_SET TASK_
Transcribe all the entries word for word, skipping the pictures.

_RECORDS SHOWN_

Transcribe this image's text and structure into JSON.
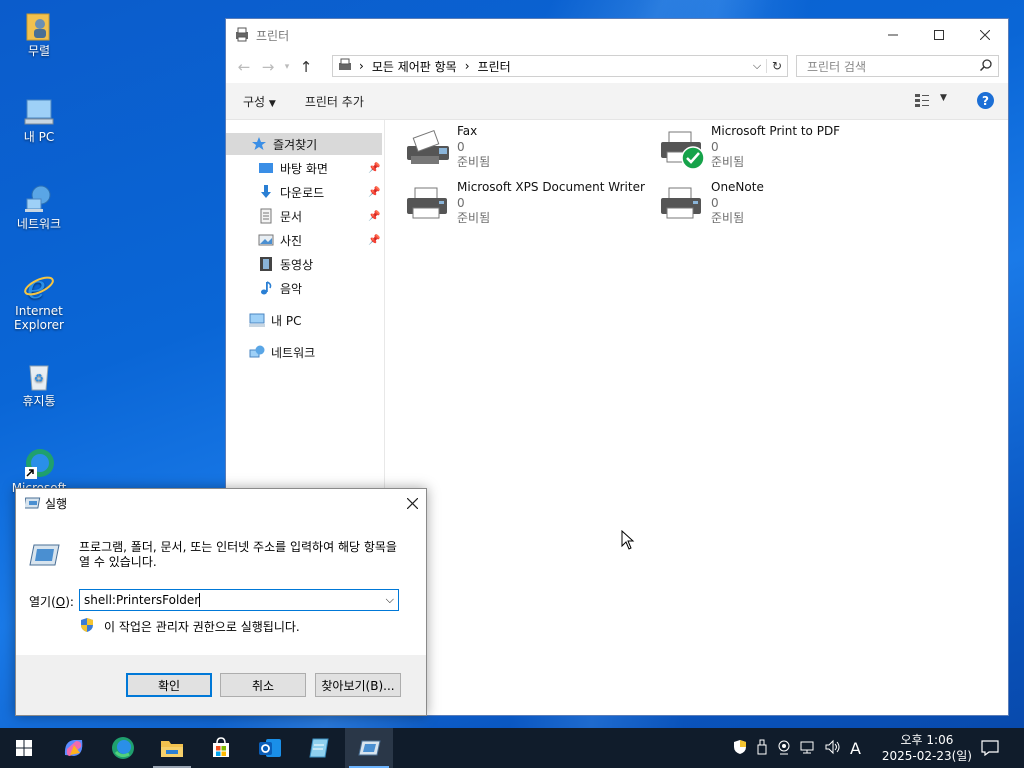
{
  "desktop": {
    "icons": [
      {
        "label": "무렬"
      },
      {
        "label": "내 PC"
      },
      {
        "label": "네트워크"
      },
      {
        "label": "Internet Explorer"
      },
      {
        "label": "휴지통"
      },
      {
        "label": "Microsoft"
      }
    ]
  },
  "explorer": {
    "title": "프린터",
    "address": {
      "crumb1": "모든 제어판 항목",
      "crumb2": "프린터",
      "sep": "›"
    },
    "search_placeholder": "프린터 검색",
    "commands": {
      "organize": "구성",
      "add_printer": "프린터 추가"
    },
    "nav": {
      "favorites": "즐겨찾기",
      "desktop": "바탕 화면",
      "downloads": "다운로드",
      "documents": "문서",
      "pictures": "사진",
      "videos": "동영상",
      "music": "음악",
      "this_pc": "내 PC",
      "network": "네트워크"
    },
    "printers": [
      {
        "name": "Fax",
        "count": "0",
        "status": "준비됨"
      },
      {
        "name": "Microsoft Print to PDF",
        "count": "0",
        "status": "준비됨",
        "default": true
      },
      {
        "name": "Microsoft XPS Document Writer",
        "count": "0",
        "status": "준비됨"
      },
      {
        "name": "OneNote",
        "count": "0",
        "status": "준비됨"
      }
    ]
  },
  "run_dialog": {
    "title": "실행",
    "description": "프로그램, 폴더, 문서, 또는 인터넷 주소를 입력하여 해당 항목을 열 수 있습니다.",
    "open_label_pre": "열기(",
    "open_label_key": "O",
    "open_label_post": "):",
    "input_value": "shell:PrintersFolder",
    "admin_note": "이 작업은 관리자 권한으로 실행됩니다.",
    "ok": "확인",
    "cancel": "취소",
    "browse": "찾아보기(B)..."
  },
  "taskbar": {
    "ime": "A",
    "time": "오후 1:06",
    "date": "2025-02-23(일)"
  },
  "colors": {
    "accent": "#0078d7",
    "taskbar": "#101c2b",
    "desktop": "#0a66d6"
  }
}
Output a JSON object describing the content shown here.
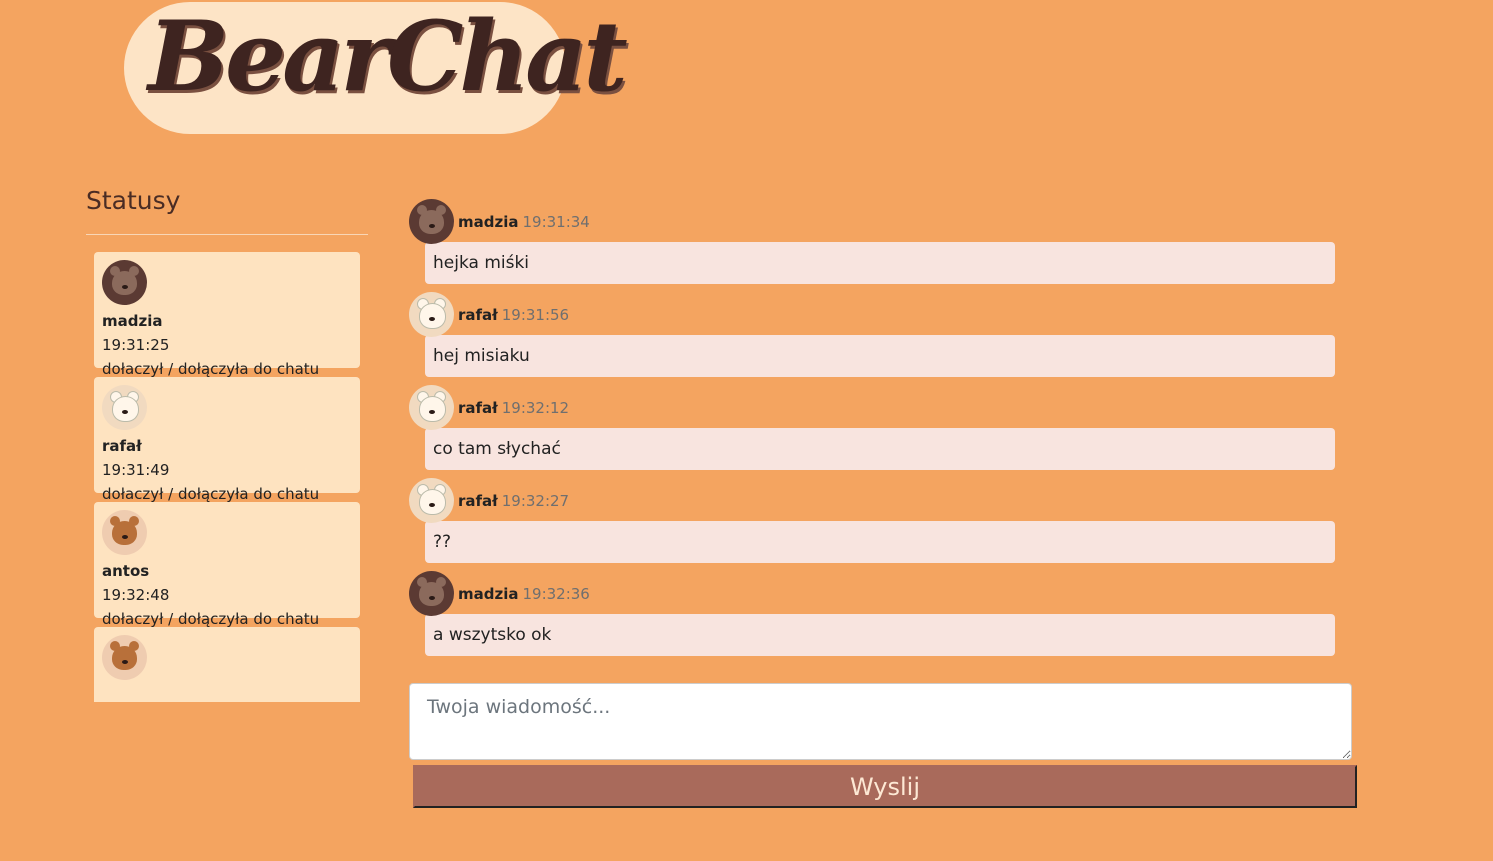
{
  "header": {
    "logo_text": "BearChat"
  },
  "sidebar": {
    "title": "Statusy",
    "statuses": [
      {
        "avatar": "brown-bear-avatar",
        "name": "madzia",
        "time": "19:31:25",
        "text": "dołaczył / dołączyła do chatu"
      },
      {
        "avatar": "white-bear-avatar",
        "name": "rafał",
        "time": "19:31:49",
        "text": "dołaczył / dołączyła do chatu"
      },
      {
        "avatar": "teddy-bear-avatar",
        "name": "antos",
        "time": "19:32:48",
        "text": "dołaczył / dołączyła do chatu"
      }
    ]
  },
  "chat": {
    "messages": [
      {
        "avatar": "brown-bear-avatar",
        "author": "madzia",
        "time": "19:31:34",
        "text": "hejka miśki"
      },
      {
        "avatar": "white-bear-avatar",
        "author": "rafał",
        "time": "19:31:56",
        "text": "hej misiaku"
      },
      {
        "avatar": "white-bear-avatar",
        "author": "rafał",
        "time": "19:32:12",
        "text": "co tam słychać"
      },
      {
        "avatar": "white-bear-avatar",
        "author": "rafał",
        "time": "19:32:27",
        "text": "??"
      },
      {
        "avatar": "brown-bear-avatar",
        "author": "madzia",
        "time": "19:32:36",
        "text": "a wszytsko ok"
      }
    ]
  },
  "composer": {
    "placeholder": "Twoja wiadomość...",
    "value": "",
    "send_label": "Wyslij"
  },
  "colors": {
    "background": "#f4a460",
    "card": "#fee3c0",
    "bubble": "#f8e4df",
    "button": "#a96a5b",
    "logo_text": "#3e2420"
  }
}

_IN RESPONSE_
Transcribe this image's text and structure into JSON.
{
  "desktop": {
    "icons": [
      {
        "label": "무렬"
      },
      {
        "label": "내 PC"
      },
      {
        "label": "네트워크"
      },
      {
        "label": "Internet Explorer"
      },
      {
        "label": "휴지통"
      },
      {
        "label": "Microsoft"
      }
    ]
  },
  "explorer": {
    "title": "프린터",
    "address": {
      "crumb1": "모든 제어판 항목",
      "crumb2": "프린터",
      "sep": "›"
    },
    "search_placeholder": "프린터 검색",
    "commands": {
      "organize": "구성",
      "add_printer": "프린터 추가"
    },
    "nav": {
      "favorites": "즐겨찾기",
      "desktop": "바탕 화면",
      "downloads": "다운로드",
      "documents": "문서",
      "pictures": "사진",
      "videos": "동영상",
      "music": "음악",
      "this_pc": "내 PC",
      "network": "네트워크"
    },
    "printers": [
      {
        "name": "Fax",
        "count": "0",
        "status": "준비됨"
      },
      {
        "name": "Microsoft Print to PDF",
        "count": "0",
        "status": "준비됨",
        "default": true
      },
      {
        "name": "Microsoft XPS Document Writer",
        "count": "0",
        "status": "준비됨"
      },
      {
        "name": "OneNote",
        "count": "0",
        "status": "준비됨"
      }
    ]
  },
  "run_dialog": {
    "title": "실행",
    "description": "프로그램, 폴더, 문서, 또는 인터넷 주소를 입력하여 해당 항목을 열 수 있습니다.",
    "open_label_pre": "열기(",
    "open_label_key": "O",
    "open_label_post": "):",
    "input_value": "shell:PrintersFolder",
    "admin_note": "이 작업은 관리자 권한으로 실행됩니다.",
    "ok": "확인",
    "cancel": "취소",
    "browse": "찾아보기(B)..."
  },
  "taskbar": {
    "ime": "A",
    "time": "오후 1:06",
    "date": "2025-02-23(일)"
  },
  "colors": {
    "accent": "#0078d7",
    "taskbar": "#101c2b",
    "desktop": "#0a66d6"
  }
}
Output a JSON object describing the content shown here.
{
  "header": {
    "logo_text": "BearChat"
  },
  "sidebar": {
    "title": "Statusy",
    "statuses": [
      {
        "avatar": "brown-bear-avatar",
        "name": "madzia",
        "time": "19:31:25",
        "text": "dołaczył / dołączyła do chatu"
      },
      {
        "avatar": "white-bear-avatar",
        "name": "rafał",
        "time": "19:31:49",
        "text": "dołaczył / dołączyła do chatu"
      },
      {
        "avatar": "teddy-bear-avatar",
        "name": "antos",
        "time": "19:32:48",
        "text": "dołaczył / dołączyła do chatu"
      }
    ]
  },
  "chat": {
    "messages": [
      {
        "avatar": "brown-bear-avatar",
        "author": "madzia",
        "time": "19:31:34",
        "text": "hejka miśki"
      },
      {
        "avatar": "white-bear-avatar",
        "author": "rafał",
        "time": "19:31:56",
        "text": "hej misiaku"
      },
      {
        "avatar": "white-bear-avatar",
        "author": "rafał",
        "time": "19:32:12",
        "text": "co tam słychać"
      },
      {
        "avatar": "white-bear-avatar",
        "author": "rafał",
        "time": "19:32:27",
        "text": "??"
      },
      {
        "avatar": "brown-bear-avatar",
        "author": "madzia",
        "time": "19:32:36",
        "text": "a wszytsko ok"
      }
    ]
  },
  "composer": {
    "placeholder": "Twoja wiadomość...",
    "value": "",
    "send_label": "Wyslij"
  },
  "colors": {
    "background": "#f4a460",
    "card": "#fee3c0",
    "bubble": "#f8e4df",
    "button": "#a96a5b",
    "logo_text": "#3e2420"
  }
}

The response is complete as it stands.